Saved data entries
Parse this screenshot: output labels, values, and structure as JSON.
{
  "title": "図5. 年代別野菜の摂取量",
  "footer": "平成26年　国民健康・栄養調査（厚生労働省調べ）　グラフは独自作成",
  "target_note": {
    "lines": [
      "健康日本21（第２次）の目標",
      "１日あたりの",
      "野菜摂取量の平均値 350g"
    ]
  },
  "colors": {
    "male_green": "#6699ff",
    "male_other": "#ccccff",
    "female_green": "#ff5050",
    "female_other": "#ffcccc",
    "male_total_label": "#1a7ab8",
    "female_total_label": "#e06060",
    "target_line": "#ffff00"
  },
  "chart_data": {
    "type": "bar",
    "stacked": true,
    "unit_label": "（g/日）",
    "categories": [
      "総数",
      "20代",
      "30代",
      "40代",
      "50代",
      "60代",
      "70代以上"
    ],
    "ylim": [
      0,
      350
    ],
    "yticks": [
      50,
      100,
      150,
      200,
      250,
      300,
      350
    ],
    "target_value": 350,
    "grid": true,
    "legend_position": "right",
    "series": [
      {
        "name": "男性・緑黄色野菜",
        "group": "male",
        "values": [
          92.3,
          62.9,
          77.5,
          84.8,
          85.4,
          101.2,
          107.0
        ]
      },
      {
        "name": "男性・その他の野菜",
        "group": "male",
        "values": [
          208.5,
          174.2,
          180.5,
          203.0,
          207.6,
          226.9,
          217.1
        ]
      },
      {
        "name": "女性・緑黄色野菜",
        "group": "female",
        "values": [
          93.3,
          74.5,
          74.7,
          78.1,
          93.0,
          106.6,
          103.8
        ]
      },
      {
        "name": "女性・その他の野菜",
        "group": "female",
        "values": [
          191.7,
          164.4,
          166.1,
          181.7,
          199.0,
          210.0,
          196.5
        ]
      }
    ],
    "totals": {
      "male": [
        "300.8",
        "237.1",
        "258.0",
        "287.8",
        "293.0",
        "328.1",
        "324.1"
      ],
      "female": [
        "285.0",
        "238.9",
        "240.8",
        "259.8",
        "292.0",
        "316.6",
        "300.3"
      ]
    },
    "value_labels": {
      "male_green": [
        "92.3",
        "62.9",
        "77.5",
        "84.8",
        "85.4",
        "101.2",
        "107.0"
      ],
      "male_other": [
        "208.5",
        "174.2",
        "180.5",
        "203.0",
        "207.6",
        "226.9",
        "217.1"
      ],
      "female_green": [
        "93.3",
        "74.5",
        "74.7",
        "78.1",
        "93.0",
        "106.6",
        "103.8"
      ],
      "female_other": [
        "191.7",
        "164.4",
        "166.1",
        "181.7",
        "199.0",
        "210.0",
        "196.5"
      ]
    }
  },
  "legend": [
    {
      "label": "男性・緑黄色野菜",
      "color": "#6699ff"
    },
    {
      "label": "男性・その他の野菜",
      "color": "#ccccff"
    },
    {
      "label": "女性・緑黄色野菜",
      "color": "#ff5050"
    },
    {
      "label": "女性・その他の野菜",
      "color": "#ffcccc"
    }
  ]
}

*REQUIREMENTS*: Every record shown above must be echoed exactly.

*THE ANSWER*:
Parse this screenshot: output labels, values, and structure as JSON.
{
  "title": "図5. 年代別野菜の摂取量",
  "footer": "平成26年　国民健康・栄養調査（厚生労働省調べ）　グラフは独自作成",
  "target_note": {
    "lines": [
      "健康日本21（第２次）の目標",
      "１日あたりの",
      "野菜摂取量の平均値 350g"
    ]
  },
  "colors": {
    "male_green": "#6699ff",
    "male_other": "#ccccff",
    "female_green": "#ff5050",
    "female_other": "#ffcccc",
    "male_total_label": "#1a7ab8",
    "female_total_label": "#e06060",
    "target_line": "#ffff00"
  },
  "chart_data": {
    "type": "bar",
    "stacked": true,
    "unit_label": "（g/日）",
    "categories": [
      "総数",
      "20代",
      "30代",
      "40代",
      "50代",
      "60代",
      "70代以上"
    ],
    "ylim": [
      0,
      350
    ],
    "yticks": [
      50,
      100,
      150,
      200,
      250,
      300,
      350
    ],
    "target_value": 350,
    "grid": true,
    "legend_position": "right",
    "series": [
      {
        "name": "男性・緑黄色野菜",
        "group": "male",
        "values": [
          92.3,
          62.9,
          77.5,
          84.8,
          85.4,
          101.2,
          107.0
        ]
      },
      {
        "name": "男性・その他の野菜",
        "group": "male",
        "values": [
          208.5,
          174.2,
          180.5,
          203.0,
          207.6,
          226.9,
          217.1
        ]
      },
      {
        "name": "女性・緑黄色野菜",
        "group": "female",
        "values": [
          93.3,
          74.5,
          74.7,
          78.1,
          93.0,
          106.6,
          103.8
        ]
      },
      {
        "name": "女性・その他の野菜",
        "group": "female",
        "values": [
          191.7,
          164.4,
          166.1,
          181.7,
          199.0,
          210.0,
          196.5
        ]
      }
    ],
    "totals": {
      "male": [
        "300.8",
        "237.1",
        "258.0",
        "287.8",
        "293.0",
        "328.1",
        "324.1"
      ],
      "female": [
        "285.0",
        "238.9",
        "240.8",
        "259.8",
        "292.0",
        "316.6",
        "300.3"
      ]
    },
    "value_labels": {
      "male_green": [
        "92.3",
        "62.9",
        "77.5",
        "84.8",
        "85.4",
        "101.2",
        "107.0"
      ],
      "male_other": [
        "208.5",
        "174.2",
        "180.5",
        "203.0",
        "207.6",
        "226.9",
        "217.1"
      ],
      "female_green": [
        "93.3",
        "74.5",
        "74.7",
        "78.1",
        "93.0",
        "106.6",
        "103.8"
      ],
      "female_other": [
        "191.7",
        "164.4",
        "166.1",
        "181.7",
        "199.0",
        "210.0",
        "196.5"
      ]
    }
  },
  "legend": [
    {
      "label": "男性・緑黄色野菜",
      "color": "#6699ff"
    },
    {
      "label": "男性・その他の野菜",
      "color": "#ccccff"
    },
    {
      "label": "女性・緑黄色野菜",
      "color": "#ff5050"
    },
    {
      "label": "女性・その他の野菜",
      "color": "#ffcccc"
    }
  ]
}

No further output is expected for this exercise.